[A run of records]
---------------

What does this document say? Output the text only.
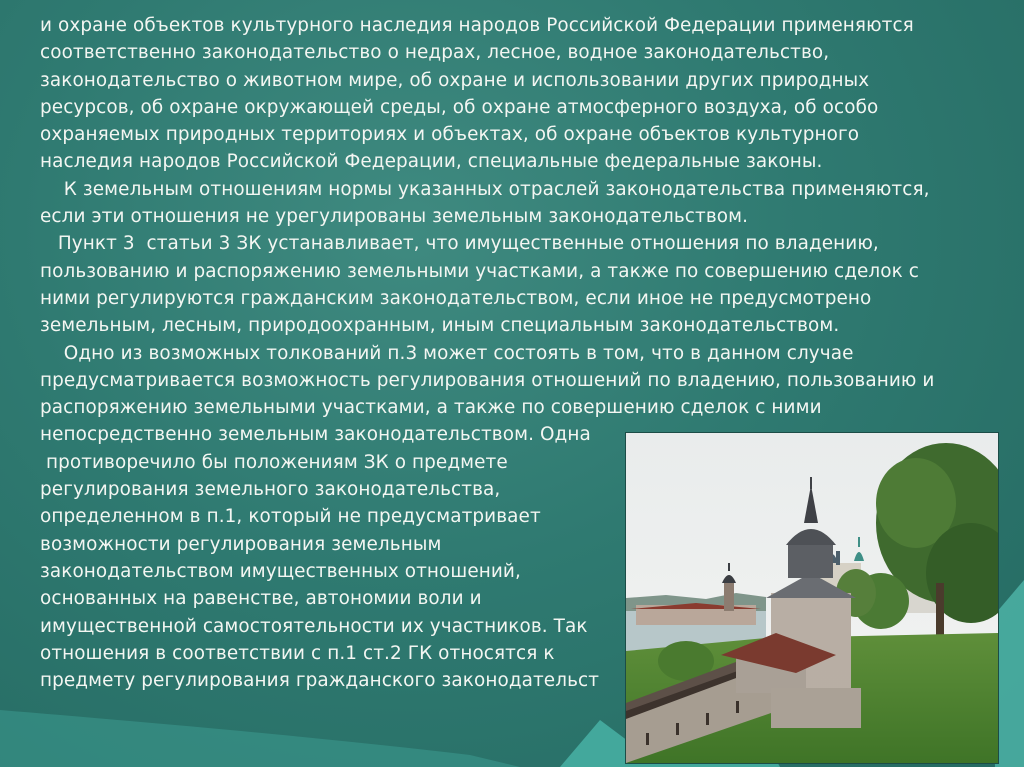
и охране объектов культурного наследия народов Российской Федерации применяются

соответственно законодательство о недрах, лесное, водное законодательство,

законодательство о животном мире, об охране и использовании других природных

ресурсов, об охране окружающей среды, об охране атмосферного воздуха, об особо

охраняемых природных территориях и объектах, об охране объектов культурного

наследия народов Российской Федерации, специальные федеральные законы.

К земельным отношениям нормы указанных отраслей законодательства применяются,

если эти отношения не урегулированы земельным законодательством.

Пункт 3  статьи 3 ЗК устанавливает, что имущественные отношения по владению,

пользованию и распоряжению земельными участками, а также по совершению сделок с

ними регулируются гражданским законодательством, если иное не предусмотрено

земельным, лесным, природоохранным, иным специальным законодательством.

Одно из возможных толкований п.3 может состоять в том, что в данном случае

предусматривается возможность регулирования отношений по владению, пользованию и

распоряжению земельными участками, а также по совершению сделок с ними

непосредственно земельным законодательством. Одна

противоречило бы положениям ЗК о предмете

регулирования земельного законодательства,

определенном в п.1, который не предусматривает

возможности регулирования земельным

законодательством имущественных отношений,

основанных на равенстве, автономии воли и

имущественной самостоятельности их участников. Так

отношения в соответствии с п.1 ст.2 ГК относятся к

предмету регулирования гражданского законодательст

---------------

■ **WORK REQUIRED**: Can you retype every record above exactly, leaving out the pictures?

■ **CORRECT ANSWER**:
What does this document say? Output the text only.
и охране объектов культурного наследия народов Российской Федерации применяются

соответственно законодательство о недрах, лесное, водное законодательство,

законодательство о животном мире, об охране и использовании других природных

ресурсов, об охране окружающей среды, об охране атмосферного воздуха, об особо

охраняемых природных территориях и объектах, об охране объектов культурного

наследия народов Российской Федерации, специальные федеральные законы.

К земельным отношениям нормы указанных отраслей законодательства применяются,

если эти отношения не урегулированы земельным законодательством.

Пункт 3  статьи 3 ЗК устанавливает, что имущественные отношения по владению,

пользованию и распоряжению земельными участками, а также по совершению сделок с

ними регулируются гражданским законодательством, если иное не предусмотрено

земельным, лесным, природоохранным, иным специальным законодательством.

Одно из возможных толкований п.3 может состоять в том, что в данном случае

предусматривается возможность регулирования отношений по владению, пользованию и

распоряжению земельными участками, а также по совершению сделок с ними

непосредственно земельным законодательством. Одна

противоречило бы положениям ЗК о предмете

регулирования земельного законодательства,

определенном в п.1, который не предусматривает

возможности регулирования земельным

законодательством имущественных отношений,

основанных на равенстве, автономии воли и

имущественной самостоятельности их участников. Так

отношения в соответствии с п.1 ст.2 ГК относятся к

предмету регулирования гражданского законодательст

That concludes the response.